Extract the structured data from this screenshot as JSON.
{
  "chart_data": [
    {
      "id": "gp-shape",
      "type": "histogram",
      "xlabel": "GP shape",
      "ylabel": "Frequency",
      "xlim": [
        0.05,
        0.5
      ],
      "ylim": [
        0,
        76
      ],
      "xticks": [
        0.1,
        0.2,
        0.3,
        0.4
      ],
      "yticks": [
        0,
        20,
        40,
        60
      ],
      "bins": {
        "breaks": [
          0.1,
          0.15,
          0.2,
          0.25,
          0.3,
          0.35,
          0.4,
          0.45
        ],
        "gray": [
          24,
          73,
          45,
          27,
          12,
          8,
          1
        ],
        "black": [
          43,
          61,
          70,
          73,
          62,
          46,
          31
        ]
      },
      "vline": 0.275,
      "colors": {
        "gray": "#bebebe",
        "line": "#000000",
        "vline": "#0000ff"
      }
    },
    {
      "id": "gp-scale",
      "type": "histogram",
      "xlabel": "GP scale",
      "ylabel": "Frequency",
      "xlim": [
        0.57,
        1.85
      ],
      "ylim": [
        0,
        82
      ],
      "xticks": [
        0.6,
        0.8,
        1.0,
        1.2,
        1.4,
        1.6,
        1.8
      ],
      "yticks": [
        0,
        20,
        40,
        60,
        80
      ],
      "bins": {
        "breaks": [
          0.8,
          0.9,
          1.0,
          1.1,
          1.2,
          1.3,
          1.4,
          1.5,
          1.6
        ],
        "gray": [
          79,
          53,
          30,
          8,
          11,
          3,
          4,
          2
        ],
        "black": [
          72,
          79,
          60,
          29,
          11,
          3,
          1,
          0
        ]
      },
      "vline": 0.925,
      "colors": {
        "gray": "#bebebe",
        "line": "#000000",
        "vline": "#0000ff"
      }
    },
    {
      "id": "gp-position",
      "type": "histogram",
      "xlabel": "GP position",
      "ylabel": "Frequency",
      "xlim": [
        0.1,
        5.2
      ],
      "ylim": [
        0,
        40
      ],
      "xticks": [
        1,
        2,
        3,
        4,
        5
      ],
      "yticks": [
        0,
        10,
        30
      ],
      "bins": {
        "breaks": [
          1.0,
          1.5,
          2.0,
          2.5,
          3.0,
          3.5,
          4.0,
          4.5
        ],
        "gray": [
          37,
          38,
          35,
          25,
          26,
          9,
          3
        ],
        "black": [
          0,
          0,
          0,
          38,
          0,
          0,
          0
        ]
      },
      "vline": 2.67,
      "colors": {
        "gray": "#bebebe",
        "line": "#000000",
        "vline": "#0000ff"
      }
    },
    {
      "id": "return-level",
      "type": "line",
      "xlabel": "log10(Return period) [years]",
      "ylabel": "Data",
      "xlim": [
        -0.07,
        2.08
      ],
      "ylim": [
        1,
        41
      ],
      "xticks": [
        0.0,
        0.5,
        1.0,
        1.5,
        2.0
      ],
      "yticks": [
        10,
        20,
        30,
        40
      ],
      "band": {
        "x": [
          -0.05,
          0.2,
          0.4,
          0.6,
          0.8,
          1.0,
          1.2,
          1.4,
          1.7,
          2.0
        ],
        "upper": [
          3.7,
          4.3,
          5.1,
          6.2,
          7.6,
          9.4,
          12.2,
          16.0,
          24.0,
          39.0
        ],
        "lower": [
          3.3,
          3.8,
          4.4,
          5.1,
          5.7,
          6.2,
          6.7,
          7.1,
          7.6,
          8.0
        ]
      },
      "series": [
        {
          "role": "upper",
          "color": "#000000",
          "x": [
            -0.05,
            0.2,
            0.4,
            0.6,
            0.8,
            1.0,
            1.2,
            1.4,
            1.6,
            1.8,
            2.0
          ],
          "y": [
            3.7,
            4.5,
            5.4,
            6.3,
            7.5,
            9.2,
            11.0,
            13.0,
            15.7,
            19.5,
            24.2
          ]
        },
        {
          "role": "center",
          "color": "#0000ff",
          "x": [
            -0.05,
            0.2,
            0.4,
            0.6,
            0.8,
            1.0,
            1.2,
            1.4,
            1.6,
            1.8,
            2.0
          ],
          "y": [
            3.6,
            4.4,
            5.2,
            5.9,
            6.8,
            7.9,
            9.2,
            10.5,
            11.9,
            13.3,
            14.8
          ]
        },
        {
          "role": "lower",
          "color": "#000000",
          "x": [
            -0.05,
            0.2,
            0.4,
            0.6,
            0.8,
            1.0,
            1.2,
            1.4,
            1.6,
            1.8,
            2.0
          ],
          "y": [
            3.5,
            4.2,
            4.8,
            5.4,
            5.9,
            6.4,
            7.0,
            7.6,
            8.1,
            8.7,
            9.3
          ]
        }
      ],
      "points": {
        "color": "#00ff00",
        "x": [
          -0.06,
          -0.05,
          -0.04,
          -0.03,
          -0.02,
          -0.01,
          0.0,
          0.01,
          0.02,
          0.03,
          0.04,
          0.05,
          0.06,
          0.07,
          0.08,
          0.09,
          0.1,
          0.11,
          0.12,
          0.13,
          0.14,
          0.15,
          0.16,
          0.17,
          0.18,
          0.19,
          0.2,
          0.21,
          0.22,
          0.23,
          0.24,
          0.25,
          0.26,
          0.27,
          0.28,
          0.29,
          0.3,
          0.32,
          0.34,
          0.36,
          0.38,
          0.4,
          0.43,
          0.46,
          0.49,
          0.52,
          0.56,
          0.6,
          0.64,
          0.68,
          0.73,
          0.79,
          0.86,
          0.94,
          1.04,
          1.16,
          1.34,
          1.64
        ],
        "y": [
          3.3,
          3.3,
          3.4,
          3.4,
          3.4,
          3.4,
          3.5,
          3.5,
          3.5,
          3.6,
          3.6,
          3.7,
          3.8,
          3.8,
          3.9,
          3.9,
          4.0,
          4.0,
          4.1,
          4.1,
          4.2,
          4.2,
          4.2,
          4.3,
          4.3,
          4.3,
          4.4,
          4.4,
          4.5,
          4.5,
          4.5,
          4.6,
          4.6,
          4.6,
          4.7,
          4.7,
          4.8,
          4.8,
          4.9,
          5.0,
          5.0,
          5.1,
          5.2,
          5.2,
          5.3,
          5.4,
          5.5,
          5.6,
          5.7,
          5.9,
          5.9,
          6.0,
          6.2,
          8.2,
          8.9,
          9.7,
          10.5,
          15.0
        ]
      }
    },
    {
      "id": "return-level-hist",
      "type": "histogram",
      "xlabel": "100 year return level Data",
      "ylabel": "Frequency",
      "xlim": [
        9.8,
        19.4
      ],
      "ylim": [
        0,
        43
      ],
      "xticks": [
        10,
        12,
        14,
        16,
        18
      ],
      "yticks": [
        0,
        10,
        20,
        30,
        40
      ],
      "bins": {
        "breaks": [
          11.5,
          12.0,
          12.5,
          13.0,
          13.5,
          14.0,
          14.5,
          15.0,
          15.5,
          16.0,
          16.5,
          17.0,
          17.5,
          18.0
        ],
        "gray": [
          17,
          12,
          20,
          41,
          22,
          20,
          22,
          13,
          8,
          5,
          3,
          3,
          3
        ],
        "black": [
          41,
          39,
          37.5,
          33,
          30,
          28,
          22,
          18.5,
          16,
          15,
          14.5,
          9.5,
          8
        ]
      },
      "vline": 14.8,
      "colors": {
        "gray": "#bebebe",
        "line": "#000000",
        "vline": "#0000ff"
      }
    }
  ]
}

++++++++++

◆ Your goal
All of the entries must be quoted exactly; please include each one.

◆ Exercise solution
Extract the structured data from this screenshot as JSON.
{
  "chart_data": [
    {
      "id": "gp-shape",
      "type": "histogram",
      "xlabel": "GP shape",
      "ylabel": "Frequency",
      "xlim": [
        0.05,
        0.5
      ],
      "ylim": [
        0,
        76
      ],
      "xticks": [
        0.1,
        0.2,
        0.3,
        0.4
      ],
      "yticks": [
        0,
        20,
        40,
        60
      ],
      "bins": {
        "breaks": [
          0.1,
          0.15,
          0.2,
          0.25,
          0.3,
          0.35,
          0.4,
          0.45
        ],
        "gray": [
          24,
          73,
          45,
          27,
          12,
          8,
          1
        ],
        "black": [
          43,
          61,
          70,
          73,
          62,
          46,
          31
        ]
      },
      "vline": 0.275,
      "colors": {
        "gray": "#bebebe",
        "line": "#000000",
        "vline": "#0000ff"
      }
    },
    {
      "id": "gp-scale",
      "type": "histogram",
      "xlabel": "GP scale",
      "ylabel": "Frequency",
      "xlim": [
        0.57,
        1.85
      ],
      "ylim": [
        0,
        82
      ],
      "xticks": [
        0.6,
        0.8,
        1.0,
        1.2,
        1.4,
        1.6,
        1.8
      ],
      "yticks": [
        0,
        20,
        40,
        60,
        80
      ],
      "bins": {
        "breaks": [
          0.8,
          0.9,
          1.0,
          1.1,
          1.2,
          1.3,
          1.4,
          1.5,
          1.6
        ],
        "gray": [
          79,
          53,
          30,
          8,
          11,
          3,
          4,
          2
        ],
        "black": [
          72,
          79,
          60,
          29,
          11,
          3,
          1,
          0
        ]
      },
      "vline": 0.925,
      "colors": {
        "gray": "#bebebe",
        "line": "#000000",
        "vline": "#0000ff"
      }
    },
    {
      "id": "gp-position",
      "type": "histogram",
      "xlabel": "GP position",
      "ylabel": "Frequency",
      "xlim": [
        0.1,
        5.2
      ],
      "ylim": [
        0,
        40
      ],
      "xticks": [
        1,
        2,
        3,
        4,
        5
      ],
      "yticks": [
        0,
        10,
        30
      ],
      "bins": {
        "breaks": [
          1.0,
          1.5,
          2.0,
          2.5,
          3.0,
          3.5,
          4.0,
          4.5
        ],
        "gray": [
          37,
          38,
          35,
          25,
          26,
          9,
          3
        ],
        "black": [
          0,
          0,
          0,
          38,
          0,
          0,
          0
        ]
      },
      "vline": 2.67,
      "colors": {
        "gray": "#bebebe",
        "line": "#000000",
        "vline": "#0000ff"
      }
    },
    {
      "id": "return-level",
      "type": "line",
      "xlabel": "log10(Return period) [years]",
      "ylabel": "Data",
      "xlim": [
        -0.07,
        2.08
      ],
      "ylim": [
        1,
        41
      ],
      "xticks": [
        0.0,
        0.5,
        1.0,
        1.5,
        2.0
      ],
      "yticks": [
        10,
        20,
        30,
        40
      ],
      "band": {
        "x": [
          -0.05,
          0.2,
          0.4,
          0.6,
          0.8,
          1.0,
          1.2,
          1.4,
          1.7,
          2.0
        ],
        "upper": [
          3.7,
          4.3,
          5.1,
          6.2,
          7.6,
          9.4,
          12.2,
          16.0,
          24.0,
          39.0
        ],
        "lower": [
          3.3,
          3.8,
          4.4,
          5.1,
          5.7,
          6.2,
          6.7,
          7.1,
          7.6,
          8.0
        ]
      },
      "series": [
        {
          "role": "upper",
          "color": "#000000",
          "x": [
            -0.05,
            0.2,
            0.4,
            0.6,
            0.8,
            1.0,
            1.2,
            1.4,
            1.6,
            1.8,
            2.0
          ],
          "y": [
            3.7,
            4.5,
            5.4,
            6.3,
            7.5,
            9.2,
            11.0,
            13.0,
            15.7,
            19.5,
            24.2
          ]
        },
        {
          "role": "center",
          "color": "#0000ff",
          "x": [
            -0.05,
            0.2,
            0.4,
            0.6,
            0.8,
            1.0,
            1.2,
            1.4,
            1.6,
            1.8,
            2.0
          ],
          "y": [
            3.6,
            4.4,
            5.2,
            5.9,
            6.8,
            7.9,
            9.2,
            10.5,
            11.9,
            13.3,
            14.8
          ]
        },
        {
          "role": "lower",
          "color": "#000000",
          "x": [
            -0.05,
            0.2,
            0.4,
            0.6,
            0.8,
            1.0,
            1.2,
            1.4,
            1.6,
            1.8,
            2.0
          ],
          "y": [
            3.5,
            4.2,
            4.8,
            5.4,
            5.9,
            6.4,
            7.0,
            7.6,
            8.1,
            8.7,
            9.3
          ]
        }
      ],
      "points": {
        "color": "#00ff00",
        "x": [
          -0.06,
          -0.05,
          -0.04,
          -0.03,
          -0.02,
          -0.01,
          0.0,
          0.01,
          0.02,
          0.03,
          0.04,
          0.05,
          0.06,
          0.07,
          0.08,
          0.09,
          0.1,
          0.11,
          0.12,
          0.13,
          0.14,
          0.15,
          0.16,
          0.17,
          0.18,
          0.19,
          0.2,
          0.21,
          0.22,
          0.23,
          0.24,
          0.25,
          0.26,
          0.27,
          0.28,
          0.29,
          0.3,
          0.32,
          0.34,
          0.36,
          0.38,
          0.4,
          0.43,
          0.46,
          0.49,
          0.52,
          0.56,
          0.6,
          0.64,
          0.68,
          0.73,
          0.79,
          0.86,
          0.94,
          1.04,
          1.16,
          1.34,
          1.64
        ],
        "y": [
          3.3,
          3.3,
          3.4,
          3.4,
          3.4,
          3.4,
          3.5,
          3.5,
          3.5,
          3.6,
          3.6,
          3.7,
          3.8,
          3.8,
          3.9,
          3.9,
          4.0,
          4.0,
          4.1,
          4.1,
          4.2,
          4.2,
          4.2,
          4.3,
          4.3,
          4.3,
          4.4,
          4.4,
          4.5,
          4.5,
          4.5,
          4.6,
          4.6,
          4.6,
          4.7,
          4.7,
          4.8,
          4.8,
          4.9,
          5.0,
          5.0,
          5.1,
          5.2,
          5.2,
          5.3,
          5.4,
          5.5,
          5.6,
          5.7,
          5.9,
          5.9,
          6.0,
          6.2,
          8.2,
          8.9,
          9.7,
          10.5,
          15.0
        ]
      }
    },
    {
      "id": "return-level-hist",
      "type": "histogram",
      "xlabel": "100 year return level Data",
      "ylabel": "Frequency",
      "xlim": [
        9.8,
        19.4
      ],
      "ylim": [
        0,
        43
      ],
      "xticks": [
        10,
        12,
        14,
        16,
        18
      ],
      "yticks": [
        0,
        10,
        20,
        30,
        40
      ],
      "bins": {
        "breaks": [
          11.5,
          12.0,
          12.5,
          13.0,
          13.5,
          14.0,
          14.5,
          15.0,
          15.5,
          16.0,
          16.5,
          17.0,
          17.5,
          18.0
        ],
        "gray": [
          17,
          12,
          20,
          41,
          22,
          20,
          22,
          13,
          8,
          5,
          3,
          3,
          3
        ],
        "black": [
          41,
          39,
          37.5,
          33,
          30,
          28,
          22,
          18.5,
          16,
          15,
          14.5,
          9.5,
          8
        ]
      },
      "vline": 14.8,
      "colors": {
        "gray": "#bebebe",
        "line": "#000000",
        "vline": "#0000ff"
      }
    }
  ]
}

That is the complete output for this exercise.